Task to complete: Extract the full listing verbatim and drop any pictures from your copy.
* START Rows *
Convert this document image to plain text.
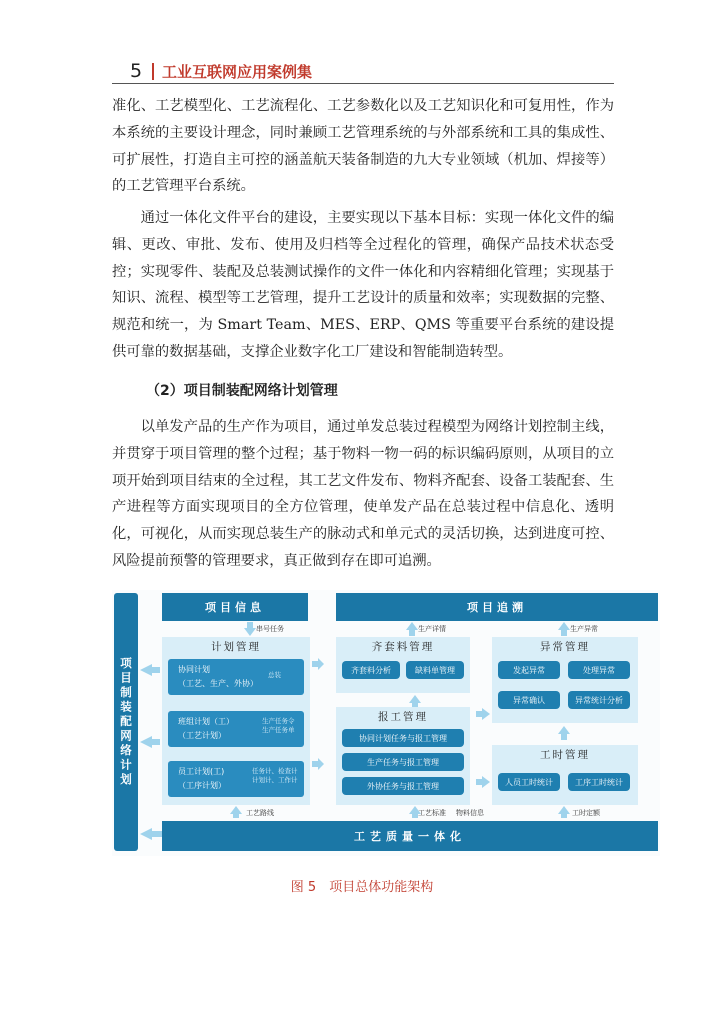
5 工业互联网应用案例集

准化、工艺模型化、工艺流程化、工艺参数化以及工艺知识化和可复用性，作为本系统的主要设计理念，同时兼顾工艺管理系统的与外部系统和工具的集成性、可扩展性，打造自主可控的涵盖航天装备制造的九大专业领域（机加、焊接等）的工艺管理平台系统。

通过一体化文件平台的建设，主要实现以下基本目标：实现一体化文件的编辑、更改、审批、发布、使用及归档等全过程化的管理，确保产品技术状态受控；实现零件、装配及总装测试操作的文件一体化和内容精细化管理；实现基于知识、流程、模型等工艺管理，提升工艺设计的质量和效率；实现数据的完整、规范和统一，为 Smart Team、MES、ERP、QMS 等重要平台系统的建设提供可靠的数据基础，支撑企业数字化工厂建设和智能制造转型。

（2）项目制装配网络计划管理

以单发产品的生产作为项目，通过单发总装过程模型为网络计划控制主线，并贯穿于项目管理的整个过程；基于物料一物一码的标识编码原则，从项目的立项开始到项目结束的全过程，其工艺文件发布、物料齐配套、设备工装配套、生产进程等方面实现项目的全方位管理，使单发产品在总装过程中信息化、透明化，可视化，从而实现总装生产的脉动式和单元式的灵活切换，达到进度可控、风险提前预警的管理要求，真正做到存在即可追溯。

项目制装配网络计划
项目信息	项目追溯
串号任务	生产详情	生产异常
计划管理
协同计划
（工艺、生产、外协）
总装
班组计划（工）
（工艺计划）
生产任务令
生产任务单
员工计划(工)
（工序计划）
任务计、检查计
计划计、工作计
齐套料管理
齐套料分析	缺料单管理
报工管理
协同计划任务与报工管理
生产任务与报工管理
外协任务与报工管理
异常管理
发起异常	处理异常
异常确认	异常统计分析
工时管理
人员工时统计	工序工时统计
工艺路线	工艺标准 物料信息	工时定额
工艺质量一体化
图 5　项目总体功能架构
* END Rows *
Answer:
Convert this document image to plain text.
5 工业互联网应用案例集

准化、工艺模型化、工艺流程化、工艺参数化以及工艺知识化和可复用性，作为本系统的主要设计理念，同时兼顾工艺管理系统的与外部系统和工具的集成性、可扩展性，打造自主可控的涵盖航天装备制造的九大专业领域（机加、焊接等）的工艺管理平台系统。

通过一体化文件平台的建设，主要实现以下基本目标：实现一体化文件的编辑、更改、审批、发布、使用及归档等全过程化的管理，确保产品技术状态受控；实现零件、装配及总装测试操作的文件一体化和内容精细化管理；实现基于知识、流程、模型等工艺管理，提升工艺设计的质量和效率；实现数据的完整、规范和统一，为 Smart Team、MES、ERP、QMS 等重要平台系统的建设提供可靠的数据基础，支撑企业数字化工厂建设和智能制造转型。

（2）项目制装配网络计划管理

以单发产品的生产作为项目，通过单发总装过程模型为网络计划控制主线，并贯穿于项目管理的整个过程；基于物料一物一码的标识编码原则，从项目的立项开始到项目结束的全过程，其工艺文件发布、物料齐配套、设备工装配套、生产进程等方面实现项目的全方位管理，使单发产品在总装过程中信息化、透明化，可视化，从而实现总装生产的脉动式和单元式的灵活切换，达到进度可控、风险提前预警的管理要求，真正做到存在即可追溯。

项目制装配网络计划
项目信息	项目追溯
串号任务	生产详情	生产异常
计划管理
协同计划
（工艺、生产、外协）
总装
班组计划（工）
（工艺计划）
生产任务令
生产任务单
员工计划(工)
（工序计划）
任务计、检查计
计划计、工作计
齐套料管理
齐套料分析	缺料单管理
报工管理
协同计划任务与报工管理
生产任务与报工管理
外协任务与报工管理
异常管理
发起异常	处理异常
异常确认	异常统计分析
工时管理
人员工时统计	工序工时统计
工艺路线	工艺标准 物料信息	工时定额
工艺质量一体化
图 5　项目总体功能架构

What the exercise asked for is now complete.